Every record must be written out once more, with nothing added or omitted.
+===+
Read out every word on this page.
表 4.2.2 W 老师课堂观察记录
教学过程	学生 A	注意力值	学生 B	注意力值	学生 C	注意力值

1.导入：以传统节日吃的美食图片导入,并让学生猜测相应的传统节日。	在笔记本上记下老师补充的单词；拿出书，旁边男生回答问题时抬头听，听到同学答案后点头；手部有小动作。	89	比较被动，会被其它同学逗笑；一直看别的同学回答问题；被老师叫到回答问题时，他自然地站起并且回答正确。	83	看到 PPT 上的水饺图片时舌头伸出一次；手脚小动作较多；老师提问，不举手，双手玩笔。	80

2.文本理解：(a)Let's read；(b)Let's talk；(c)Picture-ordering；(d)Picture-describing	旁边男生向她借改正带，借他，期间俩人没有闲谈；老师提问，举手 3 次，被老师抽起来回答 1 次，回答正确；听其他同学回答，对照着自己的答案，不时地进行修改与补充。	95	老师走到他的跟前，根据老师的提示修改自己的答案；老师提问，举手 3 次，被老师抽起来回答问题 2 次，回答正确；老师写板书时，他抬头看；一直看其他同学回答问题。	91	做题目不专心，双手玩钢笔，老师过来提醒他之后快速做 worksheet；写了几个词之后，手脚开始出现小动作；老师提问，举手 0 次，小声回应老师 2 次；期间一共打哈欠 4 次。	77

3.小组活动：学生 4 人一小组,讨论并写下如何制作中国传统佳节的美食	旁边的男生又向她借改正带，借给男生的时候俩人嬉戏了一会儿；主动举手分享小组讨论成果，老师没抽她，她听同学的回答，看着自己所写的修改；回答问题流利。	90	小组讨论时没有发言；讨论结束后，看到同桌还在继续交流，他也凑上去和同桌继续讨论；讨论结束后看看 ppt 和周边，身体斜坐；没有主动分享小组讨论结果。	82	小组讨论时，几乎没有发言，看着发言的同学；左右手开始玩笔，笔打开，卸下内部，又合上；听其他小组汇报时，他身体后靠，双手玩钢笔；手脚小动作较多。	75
+===+
§ **EXERCISE ANSWER**
Read out every word on this page.
表 4.2.2 W 老师课堂观察记录
教学过程	学生 A	注意力值	学生 B	注意力值	学生 C	注意力值

1.导入：以传统节日吃的美食图片导入,并让学生猜测相应的传统节日。	在笔记本上记下老师补充的单词；拿出书，旁边男生回答问题时抬头听，听到同学答案后点头；手部有小动作。	89	比较被动，会被其它同学逗笑；一直看别的同学回答问题；被老师叫到回答问题时，他自然地站起并且回答正确。	83	看到 PPT 上的水饺图片时舌头伸出一次；手脚小动作较多；老师提问，不举手，双手玩笔。	80

2.文本理解：(a)Let's read；(b)Let's talk；(c)Picture-ordering；(d)Picture-describing	旁边男生向她借改正带，借他，期间俩人没有闲谈；老师提问，举手 3 次，被老师抽起来回答 1 次，回答正确；听其他同学回答，对照着自己的答案，不时地进行修改与补充。	95	老师走到他的跟前，根据老师的提示修改自己的答案；老师提问，举手 3 次，被老师抽起来回答问题 2 次，回答正确；老师写板书时，他抬头看；一直看其他同学回答问题。	91	做题目不专心，双手玩钢笔，老师过来提醒他之后快速做 worksheet；写了几个词之后，手脚开始出现小动作；老师提问，举手 0 次，小声回应老师 2 次；期间一共打哈欠 4 次。	77

3.小组活动：学生 4 人一小组,讨论并写下如何制作中国传统佳节的美食	旁边的男生又向她借改正带，借给男生的时候俩人嬉戏了一会儿；主动举手分享小组讨论成果，老师没抽她，她听同学的回答，看着自己所写的修改；回答问题流利。	90	小组讨论时没有发言；讨论结束后，看到同桌还在继续交流，他也凑上去和同桌继续讨论；讨论结束后看看 ppt 和周边，身体斜坐；没有主动分享小组讨论结果。	82	小组讨论时，几乎没有发言，看着发言的同学；左右手开始玩笔，笔打开，卸下内部，又合上；听其他小组汇报时，他身体后靠，双手玩钢笔；手脚小动作较多。	75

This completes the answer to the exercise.